> _Exercise details_:
Consider the data that follows and state how many lines contain the string "BodyPix", using the number alone.

> _Data extract_:

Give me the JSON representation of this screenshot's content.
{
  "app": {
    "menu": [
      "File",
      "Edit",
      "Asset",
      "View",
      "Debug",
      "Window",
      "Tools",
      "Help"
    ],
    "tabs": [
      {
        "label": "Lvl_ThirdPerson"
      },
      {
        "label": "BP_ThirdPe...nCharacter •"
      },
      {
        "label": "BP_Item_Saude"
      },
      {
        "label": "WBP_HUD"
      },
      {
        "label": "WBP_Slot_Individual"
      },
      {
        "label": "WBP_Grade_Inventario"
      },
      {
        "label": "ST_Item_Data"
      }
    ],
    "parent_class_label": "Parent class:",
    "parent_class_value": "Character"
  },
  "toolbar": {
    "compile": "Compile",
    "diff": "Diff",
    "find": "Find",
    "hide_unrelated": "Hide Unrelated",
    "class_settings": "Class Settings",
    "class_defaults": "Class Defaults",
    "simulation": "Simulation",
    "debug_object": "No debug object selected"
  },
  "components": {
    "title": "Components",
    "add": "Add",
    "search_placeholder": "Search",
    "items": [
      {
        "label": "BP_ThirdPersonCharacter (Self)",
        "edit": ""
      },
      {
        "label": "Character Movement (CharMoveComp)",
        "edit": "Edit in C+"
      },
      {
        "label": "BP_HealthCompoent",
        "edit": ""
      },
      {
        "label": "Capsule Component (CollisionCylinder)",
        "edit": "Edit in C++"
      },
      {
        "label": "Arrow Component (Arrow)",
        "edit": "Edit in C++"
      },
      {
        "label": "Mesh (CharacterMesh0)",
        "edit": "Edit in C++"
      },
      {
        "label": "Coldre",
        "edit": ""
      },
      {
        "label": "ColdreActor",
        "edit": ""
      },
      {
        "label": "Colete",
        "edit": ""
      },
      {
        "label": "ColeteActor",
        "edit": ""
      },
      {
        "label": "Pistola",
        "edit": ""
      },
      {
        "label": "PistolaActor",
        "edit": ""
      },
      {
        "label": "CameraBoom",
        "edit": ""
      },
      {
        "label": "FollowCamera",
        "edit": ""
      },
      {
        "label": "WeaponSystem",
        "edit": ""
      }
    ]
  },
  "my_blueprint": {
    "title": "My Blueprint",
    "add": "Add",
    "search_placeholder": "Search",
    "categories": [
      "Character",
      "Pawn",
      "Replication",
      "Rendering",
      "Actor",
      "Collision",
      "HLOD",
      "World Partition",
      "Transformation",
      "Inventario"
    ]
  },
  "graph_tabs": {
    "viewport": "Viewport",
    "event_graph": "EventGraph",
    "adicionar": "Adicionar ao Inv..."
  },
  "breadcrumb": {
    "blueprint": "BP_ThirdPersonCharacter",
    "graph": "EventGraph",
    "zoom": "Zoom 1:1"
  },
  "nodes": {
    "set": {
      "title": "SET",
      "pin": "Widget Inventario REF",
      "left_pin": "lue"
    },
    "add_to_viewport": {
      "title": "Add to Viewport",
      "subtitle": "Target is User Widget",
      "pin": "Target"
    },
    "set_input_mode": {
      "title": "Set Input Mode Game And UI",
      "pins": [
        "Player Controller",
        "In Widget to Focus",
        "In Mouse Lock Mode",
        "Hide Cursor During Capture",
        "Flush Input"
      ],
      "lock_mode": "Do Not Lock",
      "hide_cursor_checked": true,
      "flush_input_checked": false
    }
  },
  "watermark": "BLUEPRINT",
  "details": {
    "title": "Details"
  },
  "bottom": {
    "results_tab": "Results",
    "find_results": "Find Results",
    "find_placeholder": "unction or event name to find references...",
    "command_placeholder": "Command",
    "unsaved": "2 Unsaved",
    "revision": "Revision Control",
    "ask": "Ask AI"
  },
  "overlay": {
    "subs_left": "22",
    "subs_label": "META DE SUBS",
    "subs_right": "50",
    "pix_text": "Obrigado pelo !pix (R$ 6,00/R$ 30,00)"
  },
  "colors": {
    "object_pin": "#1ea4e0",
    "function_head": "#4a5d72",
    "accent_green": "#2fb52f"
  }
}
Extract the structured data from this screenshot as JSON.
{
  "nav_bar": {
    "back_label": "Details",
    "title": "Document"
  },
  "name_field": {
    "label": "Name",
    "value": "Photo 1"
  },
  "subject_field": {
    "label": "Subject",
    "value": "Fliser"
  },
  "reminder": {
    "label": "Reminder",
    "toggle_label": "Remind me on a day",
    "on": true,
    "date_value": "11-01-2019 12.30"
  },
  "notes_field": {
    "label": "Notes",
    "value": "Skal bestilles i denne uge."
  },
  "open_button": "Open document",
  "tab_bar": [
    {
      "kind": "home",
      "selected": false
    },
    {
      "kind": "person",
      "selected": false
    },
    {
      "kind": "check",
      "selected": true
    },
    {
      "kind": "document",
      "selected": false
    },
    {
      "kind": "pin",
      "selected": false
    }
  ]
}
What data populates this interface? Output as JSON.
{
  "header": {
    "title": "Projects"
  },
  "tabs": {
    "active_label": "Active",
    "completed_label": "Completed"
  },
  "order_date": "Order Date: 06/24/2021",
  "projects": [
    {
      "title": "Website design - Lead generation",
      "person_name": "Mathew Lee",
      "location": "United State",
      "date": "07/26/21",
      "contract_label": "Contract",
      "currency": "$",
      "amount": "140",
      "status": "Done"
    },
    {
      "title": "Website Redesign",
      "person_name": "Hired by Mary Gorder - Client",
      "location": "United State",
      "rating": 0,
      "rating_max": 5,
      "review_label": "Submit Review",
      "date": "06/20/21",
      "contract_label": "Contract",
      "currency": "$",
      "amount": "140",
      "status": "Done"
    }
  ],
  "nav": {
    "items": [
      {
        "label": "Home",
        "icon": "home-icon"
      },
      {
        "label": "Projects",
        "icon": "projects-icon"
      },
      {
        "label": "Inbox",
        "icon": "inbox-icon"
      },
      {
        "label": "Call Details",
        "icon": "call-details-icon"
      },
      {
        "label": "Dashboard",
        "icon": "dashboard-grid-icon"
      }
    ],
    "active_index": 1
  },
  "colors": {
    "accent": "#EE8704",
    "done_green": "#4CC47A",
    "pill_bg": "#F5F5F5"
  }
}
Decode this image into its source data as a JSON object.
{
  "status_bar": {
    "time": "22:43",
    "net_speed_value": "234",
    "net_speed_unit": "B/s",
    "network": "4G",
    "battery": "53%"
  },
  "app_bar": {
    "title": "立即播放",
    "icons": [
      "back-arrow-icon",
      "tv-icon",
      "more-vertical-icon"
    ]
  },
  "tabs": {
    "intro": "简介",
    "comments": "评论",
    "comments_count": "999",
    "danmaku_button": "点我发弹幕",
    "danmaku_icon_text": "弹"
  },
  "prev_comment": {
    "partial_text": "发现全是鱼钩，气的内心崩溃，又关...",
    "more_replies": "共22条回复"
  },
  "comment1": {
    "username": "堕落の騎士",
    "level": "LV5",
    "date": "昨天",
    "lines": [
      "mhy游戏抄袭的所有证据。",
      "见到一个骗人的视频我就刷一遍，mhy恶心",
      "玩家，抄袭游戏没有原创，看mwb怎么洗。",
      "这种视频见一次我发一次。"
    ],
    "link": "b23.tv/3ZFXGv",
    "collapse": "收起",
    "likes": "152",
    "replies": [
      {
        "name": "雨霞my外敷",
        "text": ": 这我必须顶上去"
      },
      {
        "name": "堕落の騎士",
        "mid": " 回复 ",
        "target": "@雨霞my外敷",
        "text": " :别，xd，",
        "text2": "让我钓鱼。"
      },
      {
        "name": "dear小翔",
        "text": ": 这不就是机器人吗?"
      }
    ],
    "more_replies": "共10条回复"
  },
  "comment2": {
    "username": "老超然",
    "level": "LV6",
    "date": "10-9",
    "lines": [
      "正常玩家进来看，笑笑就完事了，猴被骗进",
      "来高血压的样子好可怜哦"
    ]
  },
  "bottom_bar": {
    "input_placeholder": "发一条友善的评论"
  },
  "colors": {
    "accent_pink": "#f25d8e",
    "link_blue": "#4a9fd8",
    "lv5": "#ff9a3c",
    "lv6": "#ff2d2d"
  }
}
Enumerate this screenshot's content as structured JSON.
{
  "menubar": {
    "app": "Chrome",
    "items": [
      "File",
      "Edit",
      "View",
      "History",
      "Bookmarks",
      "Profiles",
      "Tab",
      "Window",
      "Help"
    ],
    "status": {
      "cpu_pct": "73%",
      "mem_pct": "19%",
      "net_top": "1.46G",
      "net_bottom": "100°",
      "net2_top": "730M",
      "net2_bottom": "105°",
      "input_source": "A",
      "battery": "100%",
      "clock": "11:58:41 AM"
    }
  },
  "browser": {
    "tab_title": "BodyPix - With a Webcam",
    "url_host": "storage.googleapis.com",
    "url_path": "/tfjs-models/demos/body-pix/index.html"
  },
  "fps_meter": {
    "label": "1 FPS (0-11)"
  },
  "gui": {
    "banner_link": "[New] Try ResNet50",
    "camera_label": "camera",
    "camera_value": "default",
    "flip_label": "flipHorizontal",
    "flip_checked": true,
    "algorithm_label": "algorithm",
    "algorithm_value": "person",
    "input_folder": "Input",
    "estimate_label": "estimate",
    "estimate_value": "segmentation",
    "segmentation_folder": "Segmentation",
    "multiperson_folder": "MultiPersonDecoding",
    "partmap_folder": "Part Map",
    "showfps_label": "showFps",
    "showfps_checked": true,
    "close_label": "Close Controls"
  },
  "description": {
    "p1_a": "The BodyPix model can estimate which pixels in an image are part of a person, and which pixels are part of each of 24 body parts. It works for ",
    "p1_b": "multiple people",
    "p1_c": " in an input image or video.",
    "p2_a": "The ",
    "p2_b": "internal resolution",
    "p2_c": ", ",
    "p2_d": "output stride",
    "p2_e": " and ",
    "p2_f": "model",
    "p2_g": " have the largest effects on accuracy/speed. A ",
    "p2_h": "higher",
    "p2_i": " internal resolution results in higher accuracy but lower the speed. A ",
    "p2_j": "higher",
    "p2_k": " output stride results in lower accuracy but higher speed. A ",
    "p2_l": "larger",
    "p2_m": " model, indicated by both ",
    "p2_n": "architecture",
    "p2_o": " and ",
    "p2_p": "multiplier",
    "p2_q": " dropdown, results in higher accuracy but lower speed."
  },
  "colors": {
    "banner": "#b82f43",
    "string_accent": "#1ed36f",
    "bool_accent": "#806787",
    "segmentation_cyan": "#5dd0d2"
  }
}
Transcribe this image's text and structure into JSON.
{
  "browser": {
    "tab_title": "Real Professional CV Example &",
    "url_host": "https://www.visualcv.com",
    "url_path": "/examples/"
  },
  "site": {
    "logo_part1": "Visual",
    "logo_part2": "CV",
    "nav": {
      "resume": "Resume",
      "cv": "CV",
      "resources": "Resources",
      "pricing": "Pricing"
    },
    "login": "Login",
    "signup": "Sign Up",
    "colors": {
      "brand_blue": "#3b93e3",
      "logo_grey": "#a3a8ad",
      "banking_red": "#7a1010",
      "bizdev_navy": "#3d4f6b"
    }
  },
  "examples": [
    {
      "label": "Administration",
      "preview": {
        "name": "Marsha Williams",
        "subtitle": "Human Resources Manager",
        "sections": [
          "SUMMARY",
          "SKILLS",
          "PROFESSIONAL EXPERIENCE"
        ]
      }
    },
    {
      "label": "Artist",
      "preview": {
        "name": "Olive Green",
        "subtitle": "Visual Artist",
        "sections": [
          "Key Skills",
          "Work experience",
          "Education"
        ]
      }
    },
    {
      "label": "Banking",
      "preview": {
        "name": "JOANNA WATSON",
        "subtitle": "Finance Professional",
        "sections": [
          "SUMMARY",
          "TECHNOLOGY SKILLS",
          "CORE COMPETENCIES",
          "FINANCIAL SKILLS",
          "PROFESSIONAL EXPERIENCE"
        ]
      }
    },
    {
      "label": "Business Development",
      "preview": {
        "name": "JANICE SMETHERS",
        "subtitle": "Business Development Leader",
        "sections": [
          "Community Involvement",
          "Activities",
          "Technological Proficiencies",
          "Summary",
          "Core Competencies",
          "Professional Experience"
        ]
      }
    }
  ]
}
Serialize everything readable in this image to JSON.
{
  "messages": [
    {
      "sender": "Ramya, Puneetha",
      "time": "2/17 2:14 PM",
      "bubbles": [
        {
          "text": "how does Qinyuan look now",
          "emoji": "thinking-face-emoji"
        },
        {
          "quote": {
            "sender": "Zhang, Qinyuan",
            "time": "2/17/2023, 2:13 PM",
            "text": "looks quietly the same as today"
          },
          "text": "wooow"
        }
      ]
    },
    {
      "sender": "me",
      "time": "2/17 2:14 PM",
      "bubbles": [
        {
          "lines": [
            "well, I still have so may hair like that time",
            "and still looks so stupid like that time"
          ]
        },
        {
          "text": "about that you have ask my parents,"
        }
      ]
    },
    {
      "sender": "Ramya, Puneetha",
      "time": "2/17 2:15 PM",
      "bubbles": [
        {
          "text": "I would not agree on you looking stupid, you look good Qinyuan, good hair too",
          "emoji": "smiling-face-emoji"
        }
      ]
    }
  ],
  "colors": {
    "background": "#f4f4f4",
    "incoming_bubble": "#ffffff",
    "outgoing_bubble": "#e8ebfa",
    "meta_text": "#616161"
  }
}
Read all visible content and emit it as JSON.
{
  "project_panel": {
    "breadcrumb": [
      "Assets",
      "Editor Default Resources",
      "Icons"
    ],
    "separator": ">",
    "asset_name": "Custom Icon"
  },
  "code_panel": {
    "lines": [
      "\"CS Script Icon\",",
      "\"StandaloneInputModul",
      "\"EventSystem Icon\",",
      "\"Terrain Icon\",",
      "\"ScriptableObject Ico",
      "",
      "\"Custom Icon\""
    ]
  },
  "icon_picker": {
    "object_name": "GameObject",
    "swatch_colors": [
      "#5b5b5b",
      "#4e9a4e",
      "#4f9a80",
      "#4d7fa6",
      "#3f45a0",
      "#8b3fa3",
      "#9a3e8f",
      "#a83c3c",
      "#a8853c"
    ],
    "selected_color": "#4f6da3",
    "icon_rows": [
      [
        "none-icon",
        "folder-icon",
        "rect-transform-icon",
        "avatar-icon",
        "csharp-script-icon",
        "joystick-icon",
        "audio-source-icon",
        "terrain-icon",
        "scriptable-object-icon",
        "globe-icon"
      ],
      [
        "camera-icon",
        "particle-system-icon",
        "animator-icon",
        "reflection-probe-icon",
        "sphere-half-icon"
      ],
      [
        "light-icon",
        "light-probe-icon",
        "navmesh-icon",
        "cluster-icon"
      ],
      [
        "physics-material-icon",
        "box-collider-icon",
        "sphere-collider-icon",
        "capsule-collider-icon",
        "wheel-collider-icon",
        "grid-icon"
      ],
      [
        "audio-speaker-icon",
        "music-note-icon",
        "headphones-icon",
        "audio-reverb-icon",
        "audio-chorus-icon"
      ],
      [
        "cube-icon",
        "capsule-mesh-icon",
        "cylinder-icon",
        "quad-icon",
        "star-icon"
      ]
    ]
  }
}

> _Response to this exercise_:
2